* **Text section**:
---

Keywords: N.A.
The importance of urban parks has been established in many studies over the last years. Next to
environmental benefits, like improved air quality, biodiversity, and rain water storage, urban parks have
benefits for the health and wellbeing of the people visiting them. They increase physical activity, reduce
obesity, and decrease stress and mental fatigue for people living in proximity (Konijnendijk et al., 2013).
As cities continue to grow and densify (United Nations, 2018), urban parks are increasingly important
to expose an expanding number of people to a healthy environment.
There are many studies that have measured the reduction of mental fatigue and stress in natural
environments (Canin, 1991; Cimprich, 1990; Grahn, & Stigsdotter, 2003; Hausmann, Hug, & Seeland,
2007). Subsequently, there also exists a large body of research into why natural environments have
these effects on stress and mental fatigue (Kaplan, 2004). This largely originated from research into
preference by, among others, Ulrich (1983). Ulrich reviewed the affective reactions associated with the
visual perception of natural environments. He theorized that pre-cognitive affective responses to an
environment served adaptive needs, meaning that those who had a favorable, adaptive response to
environments with beneficial characteristics for wellbeing were favored in evolution. This would
explain the positive affective response to unthreatening natural content, where one would find elements
like water, food or shelter. He stated that an attractive natural view might induce feelings of
pleasantness, hold interest, block or reduce stressful thoughts and therefore induce psychophysiological
restoration. This theory was later called the psycho-evolutionary Stress Reduction Theory (SRT)

---

* **Data listing**:
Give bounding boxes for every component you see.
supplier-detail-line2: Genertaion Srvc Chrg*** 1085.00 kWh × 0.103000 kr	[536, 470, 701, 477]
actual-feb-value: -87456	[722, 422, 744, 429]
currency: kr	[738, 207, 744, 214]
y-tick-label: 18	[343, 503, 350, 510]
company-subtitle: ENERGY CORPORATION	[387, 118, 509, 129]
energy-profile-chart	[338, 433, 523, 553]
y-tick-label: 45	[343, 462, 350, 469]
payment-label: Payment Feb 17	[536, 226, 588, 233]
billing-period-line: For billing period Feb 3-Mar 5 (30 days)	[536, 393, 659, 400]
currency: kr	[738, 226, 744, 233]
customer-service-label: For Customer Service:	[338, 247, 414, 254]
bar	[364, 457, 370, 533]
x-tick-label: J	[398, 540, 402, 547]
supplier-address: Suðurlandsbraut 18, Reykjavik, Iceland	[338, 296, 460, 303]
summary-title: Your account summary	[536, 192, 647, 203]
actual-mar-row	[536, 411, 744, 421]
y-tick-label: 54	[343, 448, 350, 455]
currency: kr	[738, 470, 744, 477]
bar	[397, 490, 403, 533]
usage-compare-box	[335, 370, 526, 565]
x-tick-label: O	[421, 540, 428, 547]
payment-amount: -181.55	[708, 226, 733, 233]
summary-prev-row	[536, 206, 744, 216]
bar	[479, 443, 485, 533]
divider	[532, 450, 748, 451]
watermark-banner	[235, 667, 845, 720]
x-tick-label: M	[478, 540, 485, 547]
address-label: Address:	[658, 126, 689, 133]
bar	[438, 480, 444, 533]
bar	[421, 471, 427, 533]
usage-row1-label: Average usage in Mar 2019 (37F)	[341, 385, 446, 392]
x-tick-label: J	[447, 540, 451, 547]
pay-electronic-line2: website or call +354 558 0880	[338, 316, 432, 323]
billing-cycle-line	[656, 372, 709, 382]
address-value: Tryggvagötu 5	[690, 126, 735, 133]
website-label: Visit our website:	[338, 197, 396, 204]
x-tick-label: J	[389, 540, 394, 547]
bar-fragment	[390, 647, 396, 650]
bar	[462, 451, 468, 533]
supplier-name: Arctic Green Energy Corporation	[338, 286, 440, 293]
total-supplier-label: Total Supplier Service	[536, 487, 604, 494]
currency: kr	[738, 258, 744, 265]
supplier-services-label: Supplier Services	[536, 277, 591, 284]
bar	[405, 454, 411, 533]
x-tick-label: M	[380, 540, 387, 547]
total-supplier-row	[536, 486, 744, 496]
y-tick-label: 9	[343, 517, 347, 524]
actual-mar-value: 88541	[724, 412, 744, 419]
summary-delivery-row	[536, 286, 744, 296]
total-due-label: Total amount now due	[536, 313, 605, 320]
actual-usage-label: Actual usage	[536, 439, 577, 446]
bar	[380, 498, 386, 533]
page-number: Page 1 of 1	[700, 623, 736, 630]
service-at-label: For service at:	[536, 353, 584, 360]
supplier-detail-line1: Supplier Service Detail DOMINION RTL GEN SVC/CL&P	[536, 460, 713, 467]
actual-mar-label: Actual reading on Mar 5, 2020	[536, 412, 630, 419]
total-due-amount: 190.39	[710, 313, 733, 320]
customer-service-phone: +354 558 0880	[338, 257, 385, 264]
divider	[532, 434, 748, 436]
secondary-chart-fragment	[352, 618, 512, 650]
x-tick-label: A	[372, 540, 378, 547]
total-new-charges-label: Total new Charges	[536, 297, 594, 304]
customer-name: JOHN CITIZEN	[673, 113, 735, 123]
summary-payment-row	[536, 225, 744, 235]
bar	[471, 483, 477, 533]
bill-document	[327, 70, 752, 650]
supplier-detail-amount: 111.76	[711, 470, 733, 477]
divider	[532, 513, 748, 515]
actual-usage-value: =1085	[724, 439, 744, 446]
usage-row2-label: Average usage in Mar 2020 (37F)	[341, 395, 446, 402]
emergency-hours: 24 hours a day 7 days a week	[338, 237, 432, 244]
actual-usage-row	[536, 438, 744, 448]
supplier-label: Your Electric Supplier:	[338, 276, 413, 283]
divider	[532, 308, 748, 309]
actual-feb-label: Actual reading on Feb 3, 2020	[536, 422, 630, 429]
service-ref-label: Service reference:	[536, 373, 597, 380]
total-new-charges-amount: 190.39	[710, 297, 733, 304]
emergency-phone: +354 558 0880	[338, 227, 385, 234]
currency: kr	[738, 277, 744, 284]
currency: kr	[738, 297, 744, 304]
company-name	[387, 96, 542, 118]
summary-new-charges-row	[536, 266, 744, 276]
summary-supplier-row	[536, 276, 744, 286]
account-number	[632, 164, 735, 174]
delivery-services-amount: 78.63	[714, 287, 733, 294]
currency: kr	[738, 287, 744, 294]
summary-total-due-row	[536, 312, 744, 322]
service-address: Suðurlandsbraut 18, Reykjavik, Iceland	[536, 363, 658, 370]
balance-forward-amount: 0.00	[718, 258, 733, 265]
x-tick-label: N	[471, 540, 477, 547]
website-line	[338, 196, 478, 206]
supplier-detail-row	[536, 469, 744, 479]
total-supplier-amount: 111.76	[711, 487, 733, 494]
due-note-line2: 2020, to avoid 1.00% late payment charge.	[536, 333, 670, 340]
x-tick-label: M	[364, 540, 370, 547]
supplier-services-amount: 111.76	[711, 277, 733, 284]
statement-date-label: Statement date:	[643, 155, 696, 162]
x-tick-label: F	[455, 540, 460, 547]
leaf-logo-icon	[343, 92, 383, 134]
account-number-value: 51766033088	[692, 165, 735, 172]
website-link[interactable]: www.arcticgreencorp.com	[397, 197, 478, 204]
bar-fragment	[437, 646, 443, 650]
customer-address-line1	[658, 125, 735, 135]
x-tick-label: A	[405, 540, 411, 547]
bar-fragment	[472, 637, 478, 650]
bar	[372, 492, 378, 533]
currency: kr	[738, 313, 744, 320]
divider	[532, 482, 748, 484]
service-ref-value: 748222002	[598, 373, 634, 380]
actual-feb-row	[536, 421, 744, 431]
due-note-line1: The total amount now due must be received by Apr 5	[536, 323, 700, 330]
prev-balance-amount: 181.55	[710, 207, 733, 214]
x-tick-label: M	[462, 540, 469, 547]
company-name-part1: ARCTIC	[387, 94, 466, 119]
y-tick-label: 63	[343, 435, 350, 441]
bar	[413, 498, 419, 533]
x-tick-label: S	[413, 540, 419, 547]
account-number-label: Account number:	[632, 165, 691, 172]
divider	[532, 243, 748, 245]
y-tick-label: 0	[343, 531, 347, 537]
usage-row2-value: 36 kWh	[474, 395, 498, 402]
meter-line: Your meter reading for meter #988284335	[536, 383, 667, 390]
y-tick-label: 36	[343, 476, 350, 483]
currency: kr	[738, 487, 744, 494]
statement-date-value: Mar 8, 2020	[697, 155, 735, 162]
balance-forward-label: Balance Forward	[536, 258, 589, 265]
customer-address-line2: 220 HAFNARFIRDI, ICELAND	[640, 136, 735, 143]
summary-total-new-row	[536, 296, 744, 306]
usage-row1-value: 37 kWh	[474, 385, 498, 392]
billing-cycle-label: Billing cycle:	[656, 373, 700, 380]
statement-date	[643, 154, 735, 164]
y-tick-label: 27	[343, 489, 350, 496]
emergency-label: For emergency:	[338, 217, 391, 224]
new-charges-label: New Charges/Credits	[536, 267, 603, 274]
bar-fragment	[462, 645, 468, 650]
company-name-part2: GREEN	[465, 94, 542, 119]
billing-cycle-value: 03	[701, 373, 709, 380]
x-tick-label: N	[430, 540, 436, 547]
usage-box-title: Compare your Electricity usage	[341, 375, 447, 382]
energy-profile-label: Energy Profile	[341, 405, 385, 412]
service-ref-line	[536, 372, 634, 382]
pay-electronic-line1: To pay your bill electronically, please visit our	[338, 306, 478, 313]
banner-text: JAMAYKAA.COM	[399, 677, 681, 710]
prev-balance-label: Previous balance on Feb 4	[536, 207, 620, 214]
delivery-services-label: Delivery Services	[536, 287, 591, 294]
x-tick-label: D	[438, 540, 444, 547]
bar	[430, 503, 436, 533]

---

* **Your instructions**:
Please write out the stretch of the urban parks passage from "The importance of" through "a healthy environment.", word for word.

* **Complete output**:
The importance of urban parks has been established in many studies over the last years. Next to
environmental benefits, like improved air quality, biodiversity, and rain water storage, urban parks have
benefits for the health and wellbeing of the people visiting them. They increase physical activity, reduce
obesity, and decrease stress and mental fatigue for people living in proximity (Konijnendijk et al., 2013).
As cities continue to grow and densify (United Nations, 2018), urban parks are increasingly important
to expose an expanding number of people to a healthy environment.